** Source records **
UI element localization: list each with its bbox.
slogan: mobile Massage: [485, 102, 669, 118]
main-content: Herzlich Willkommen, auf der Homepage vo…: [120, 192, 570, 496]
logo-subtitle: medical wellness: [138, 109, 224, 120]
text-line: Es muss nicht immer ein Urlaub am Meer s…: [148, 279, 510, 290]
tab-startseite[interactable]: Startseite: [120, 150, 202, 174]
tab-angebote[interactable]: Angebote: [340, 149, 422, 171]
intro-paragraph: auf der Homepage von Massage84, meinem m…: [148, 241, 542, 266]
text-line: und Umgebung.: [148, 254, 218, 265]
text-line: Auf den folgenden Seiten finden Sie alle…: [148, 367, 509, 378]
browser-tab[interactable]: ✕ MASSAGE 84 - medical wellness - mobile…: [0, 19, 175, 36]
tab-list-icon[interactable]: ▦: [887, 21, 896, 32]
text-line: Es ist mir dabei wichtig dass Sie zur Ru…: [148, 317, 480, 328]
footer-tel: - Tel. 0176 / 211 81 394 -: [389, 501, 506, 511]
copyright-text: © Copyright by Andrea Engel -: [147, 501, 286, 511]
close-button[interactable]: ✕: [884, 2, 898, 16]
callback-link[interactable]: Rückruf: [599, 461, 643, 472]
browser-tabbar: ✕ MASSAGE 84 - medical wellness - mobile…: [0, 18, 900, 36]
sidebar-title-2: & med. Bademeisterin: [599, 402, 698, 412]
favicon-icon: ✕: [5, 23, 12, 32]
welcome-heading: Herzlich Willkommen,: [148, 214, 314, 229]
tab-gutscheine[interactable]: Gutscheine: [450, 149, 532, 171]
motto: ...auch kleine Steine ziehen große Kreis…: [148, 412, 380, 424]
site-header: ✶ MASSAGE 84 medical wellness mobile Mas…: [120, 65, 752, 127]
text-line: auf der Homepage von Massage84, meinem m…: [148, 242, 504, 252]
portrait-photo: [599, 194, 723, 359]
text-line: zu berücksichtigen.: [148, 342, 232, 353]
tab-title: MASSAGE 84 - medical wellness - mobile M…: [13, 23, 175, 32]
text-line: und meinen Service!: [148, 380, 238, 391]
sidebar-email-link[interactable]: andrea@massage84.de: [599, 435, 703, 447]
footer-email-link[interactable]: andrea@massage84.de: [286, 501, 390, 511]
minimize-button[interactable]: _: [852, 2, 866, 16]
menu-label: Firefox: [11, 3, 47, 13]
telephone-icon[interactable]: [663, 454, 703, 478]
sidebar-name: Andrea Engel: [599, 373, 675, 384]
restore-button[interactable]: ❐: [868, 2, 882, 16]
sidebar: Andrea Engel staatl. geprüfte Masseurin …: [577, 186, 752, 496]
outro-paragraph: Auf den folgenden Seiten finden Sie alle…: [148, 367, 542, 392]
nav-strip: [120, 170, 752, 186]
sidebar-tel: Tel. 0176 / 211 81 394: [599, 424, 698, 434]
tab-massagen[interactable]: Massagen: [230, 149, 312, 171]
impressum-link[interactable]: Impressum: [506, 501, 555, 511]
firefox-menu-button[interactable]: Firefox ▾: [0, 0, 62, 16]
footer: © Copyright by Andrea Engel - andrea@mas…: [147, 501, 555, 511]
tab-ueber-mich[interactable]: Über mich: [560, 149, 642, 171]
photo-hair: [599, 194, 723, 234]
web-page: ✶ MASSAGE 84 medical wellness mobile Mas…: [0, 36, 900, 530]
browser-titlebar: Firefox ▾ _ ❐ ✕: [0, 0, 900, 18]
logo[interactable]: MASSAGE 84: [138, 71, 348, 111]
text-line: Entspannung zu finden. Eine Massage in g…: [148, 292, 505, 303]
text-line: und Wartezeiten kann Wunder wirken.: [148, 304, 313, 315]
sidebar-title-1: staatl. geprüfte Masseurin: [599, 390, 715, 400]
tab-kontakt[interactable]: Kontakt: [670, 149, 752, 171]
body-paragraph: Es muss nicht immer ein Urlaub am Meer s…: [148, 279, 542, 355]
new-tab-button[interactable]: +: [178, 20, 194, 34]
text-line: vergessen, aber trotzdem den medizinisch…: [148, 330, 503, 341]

** What is asked **
Copy every line of the listing above verbatim.

** The solution **
UI element localization: list each with its bbox.
slogan: mobile Massage: [485, 102, 669, 118]
main-content: Herzlich Willkommen, auf der Homepage vo…: [120, 192, 570, 496]
logo-subtitle: medical wellness: [138, 109, 224, 120]
text-line: Es muss nicht immer ein Urlaub am Meer s…: [148, 279, 510, 290]
tab-startseite[interactable]: Startseite: [120, 150, 202, 174]
tab-angebote[interactable]: Angebote: [340, 149, 422, 171]
intro-paragraph: auf der Homepage von Massage84, meinem m…: [148, 241, 542, 266]
text-line: und Umgebung.: [148, 254, 218, 265]
text-line: Auf den folgenden Seiten finden Sie alle…: [148, 367, 509, 378]
browser-tab[interactable]: ✕ MASSAGE 84 - medical wellness - mobile…: [0, 19, 175, 36]
tab-list-icon[interactable]: ▦: [887, 21, 896, 32]
text-line: Es ist mir dabei wichtig dass Sie zur Ru…: [148, 317, 480, 328]
footer-tel: - Tel. 0176 / 211 81 394 -: [389, 501, 506, 511]
copyright-text: © Copyright by Andrea Engel -: [147, 501, 286, 511]
close-button[interactable]: ✕: [884, 2, 898, 16]
callback-link[interactable]: Rückruf: [599, 461, 643, 472]
browser-tabbar: ✕ MASSAGE 84 - medical wellness - mobile…: [0, 18, 900, 36]
sidebar-title-2: & med. Bademeisterin: [599, 402, 698, 412]
favicon-icon: ✕: [5, 23, 12, 32]
welcome-heading: Herzlich Willkommen,: [148, 214, 314, 229]
tab-gutscheine[interactable]: Gutscheine: [450, 149, 532, 171]
motto: ...auch kleine Steine ziehen große Kreis…: [148, 412, 380, 424]
site-header: ✶ MASSAGE 84 medical wellness mobile Mas…: [120, 65, 752, 127]
text-line: auf der Homepage von Massage84, meinem m…: [148, 242, 504, 252]
portrait-photo: [599, 194, 723, 359]
text-line: zu berücksichtigen.: [148, 342, 232, 353]
tab-title: MASSAGE 84 - medical wellness - mobile M…: [13, 23, 175, 32]
text-line: und meinen Service!: [148, 380, 238, 391]
sidebar-email-link[interactable]: andrea@massage84.de: [599, 435, 703, 447]
footer-email-link[interactable]: andrea@massage84.de: [286, 501, 390, 511]
minimize-button[interactable]: _: [852, 2, 866, 16]
menu-label: Firefox: [11, 3, 47, 13]
telephone-icon[interactable]: [663, 454, 703, 478]
sidebar-name: Andrea Engel: [599, 373, 675, 384]
restore-button[interactable]: ❐: [868, 2, 882, 16]
sidebar: Andrea Engel staatl. geprüfte Masseurin …: [577, 186, 752, 496]
outro-paragraph: Auf den folgenden Seiten finden Sie alle…: [148, 367, 542, 392]
nav-strip: [120, 170, 752, 186]
sidebar-tel: Tel. 0176 / 211 81 394: [599, 424, 698, 434]
tab-massagen[interactable]: Massagen: [230, 149, 312, 171]
impressum-link[interactable]: Impressum: [506, 501, 555, 511]
firefox-menu-button[interactable]: Firefox ▾: [0, 0, 62, 16]
footer: © Copyright by Andrea Engel - andrea@mas…: [147, 501, 555, 511]
tab-ueber-mich[interactable]: Über mich: [560, 149, 642, 171]
photo-hair: [599, 194, 723, 234]
web-page: ✶ MASSAGE 84 medical wellness mobile Mas…: [0, 36, 900, 530]
browser-titlebar: Firefox ▾ _ ❐ ✕: [0, 0, 900, 18]
logo[interactable]: MASSAGE 84: [138, 71, 348, 111]
text-line: Entspannung zu finden. Eine Massage in g…: [148, 292, 505, 303]
text-line: und Wartezeiten kann Wunder wirken.: [148, 304, 313, 315]
sidebar-title-1: staatl. geprüfte Masseurin: [599, 390, 715, 400]
tab-kontakt[interactable]: Kontakt: [670, 149, 752, 171]
body-paragraph: Es muss nicht immer ein Urlaub am Meer s…: [148, 279, 542, 355]
new-tab-button[interactable]: +: [178, 20, 194, 34]
text-line: vergessen, aber trotzdem den medizinisch…: [148, 330, 503, 341]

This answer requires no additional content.